## EXTRACTED DATA:
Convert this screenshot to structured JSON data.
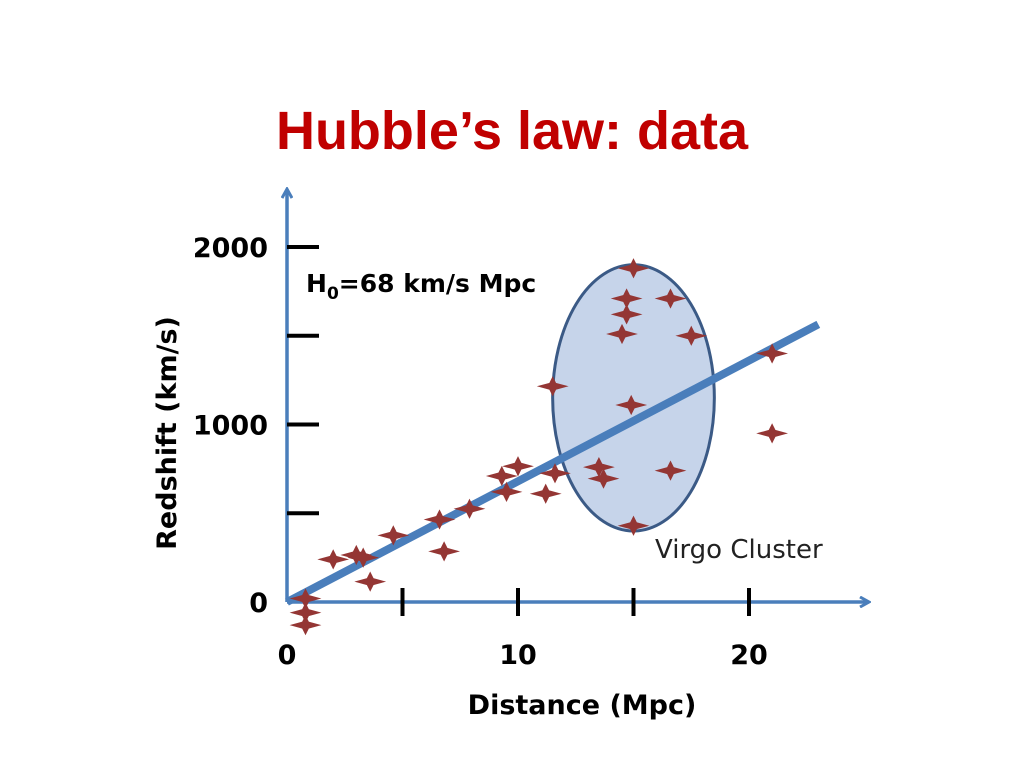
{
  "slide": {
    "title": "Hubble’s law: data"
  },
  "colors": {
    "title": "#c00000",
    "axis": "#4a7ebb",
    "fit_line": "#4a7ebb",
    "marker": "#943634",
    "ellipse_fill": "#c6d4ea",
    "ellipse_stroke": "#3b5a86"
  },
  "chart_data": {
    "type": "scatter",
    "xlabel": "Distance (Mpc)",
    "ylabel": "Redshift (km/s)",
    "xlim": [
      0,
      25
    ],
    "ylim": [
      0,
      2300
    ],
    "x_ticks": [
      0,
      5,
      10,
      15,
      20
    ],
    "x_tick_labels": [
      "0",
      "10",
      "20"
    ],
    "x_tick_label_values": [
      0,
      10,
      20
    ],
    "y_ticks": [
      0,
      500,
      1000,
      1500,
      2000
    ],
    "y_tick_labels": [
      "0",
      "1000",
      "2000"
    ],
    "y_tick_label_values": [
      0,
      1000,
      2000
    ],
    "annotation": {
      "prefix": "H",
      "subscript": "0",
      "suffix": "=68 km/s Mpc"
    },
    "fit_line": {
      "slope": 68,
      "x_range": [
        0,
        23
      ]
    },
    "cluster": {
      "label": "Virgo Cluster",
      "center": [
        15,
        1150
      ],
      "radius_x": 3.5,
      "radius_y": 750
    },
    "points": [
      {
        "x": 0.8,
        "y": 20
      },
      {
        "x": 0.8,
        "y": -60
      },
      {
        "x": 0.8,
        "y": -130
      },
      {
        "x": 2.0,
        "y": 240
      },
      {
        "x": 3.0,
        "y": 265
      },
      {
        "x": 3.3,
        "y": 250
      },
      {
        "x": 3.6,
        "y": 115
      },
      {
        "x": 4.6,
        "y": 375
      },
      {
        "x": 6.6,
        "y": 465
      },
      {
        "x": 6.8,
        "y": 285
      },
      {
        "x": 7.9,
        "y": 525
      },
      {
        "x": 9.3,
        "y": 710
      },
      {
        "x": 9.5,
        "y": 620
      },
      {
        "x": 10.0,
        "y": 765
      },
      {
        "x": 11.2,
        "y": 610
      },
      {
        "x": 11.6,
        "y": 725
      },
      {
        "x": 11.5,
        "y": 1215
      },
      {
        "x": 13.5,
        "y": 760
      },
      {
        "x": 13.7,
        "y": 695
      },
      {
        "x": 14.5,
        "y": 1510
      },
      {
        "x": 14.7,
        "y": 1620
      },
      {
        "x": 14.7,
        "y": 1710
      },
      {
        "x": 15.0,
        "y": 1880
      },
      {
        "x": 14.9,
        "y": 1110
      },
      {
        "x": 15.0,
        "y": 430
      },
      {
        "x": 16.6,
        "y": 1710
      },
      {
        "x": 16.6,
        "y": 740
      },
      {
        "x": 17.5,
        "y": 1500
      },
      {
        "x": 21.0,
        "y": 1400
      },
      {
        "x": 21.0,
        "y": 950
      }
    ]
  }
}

## WHAT IS ASKED:
Retype all entries exactly as they appear, dropping the images.

## TASK SOLUTION:
Convert this screenshot to structured JSON data.
{
  "slide": {
    "title": "Hubble’s law: data"
  },
  "colors": {
    "title": "#c00000",
    "axis": "#4a7ebb",
    "fit_line": "#4a7ebb",
    "marker": "#943634",
    "ellipse_fill": "#c6d4ea",
    "ellipse_stroke": "#3b5a86"
  },
  "chart_data": {
    "type": "scatter",
    "xlabel": "Distance (Mpc)",
    "ylabel": "Redshift (km/s)",
    "xlim": [
      0,
      25
    ],
    "ylim": [
      0,
      2300
    ],
    "x_ticks": [
      0,
      5,
      10,
      15,
      20
    ],
    "x_tick_labels": [
      "0",
      "10",
      "20"
    ],
    "x_tick_label_values": [
      0,
      10,
      20
    ],
    "y_ticks": [
      0,
      500,
      1000,
      1500,
      2000
    ],
    "y_tick_labels": [
      "0",
      "1000",
      "2000"
    ],
    "y_tick_label_values": [
      0,
      1000,
      2000
    ],
    "annotation": {
      "prefix": "H",
      "subscript": "0",
      "suffix": "=68 km/s Mpc"
    },
    "fit_line": {
      "slope": 68,
      "x_range": [
        0,
        23
      ]
    },
    "cluster": {
      "label": "Virgo Cluster",
      "center": [
        15,
        1150
      ],
      "radius_x": 3.5,
      "radius_y": 750
    },
    "points": [
      {
        "x": 0.8,
        "y": 20
      },
      {
        "x": 0.8,
        "y": -60
      },
      {
        "x": 0.8,
        "y": -130
      },
      {
        "x": 2.0,
        "y": 240
      },
      {
        "x": 3.0,
        "y": 265
      },
      {
        "x": 3.3,
        "y": 250
      },
      {
        "x": 3.6,
        "y": 115
      },
      {
        "x": 4.6,
        "y": 375
      },
      {
        "x": 6.6,
        "y": 465
      },
      {
        "x": 6.8,
        "y": 285
      },
      {
        "x": 7.9,
        "y": 525
      },
      {
        "x": 9.3,
        "y": 710
      },
      {
        "x": 9.5,
        "y": 620
      },
      {
        "x": 10.0,
        "y": 765
      },
      {
        "x": 11.2,
        "y": 610
      },
      {
        "x": 11.6,
        "y": 725
      },
      {
        "x": 11.5,
        "y": 1215
      },
      {
        "x": 13.5,
        "y": 760
      },
      {
        "x": 13.7,
        "y": 695
      },
      {
        "x": 14.5,
        "y": 1510
      },
      {
        "x": 14.7,
        "y": 1620
      },
      {
        "x": 14.7,
        "y": 1710
      },
      {
        "x": 15.0,
        "y": 1880
      },
      {
        "x": 14.9,
        "y": 1110
      },
      {
        "x": 15.0,
        "y": 430
      },
      {
        "x": 16.6,
        "y": 1710
      },
      {
        "x": 16.6,
        "y": 740
      },
      {
        "x": 17.5,
        "y": 1500
      },
      {
        "x": 21.0,
        "y": 1400
      },
      {
        "x": 21.0,
        "y": 950
      }
    ]
  }
}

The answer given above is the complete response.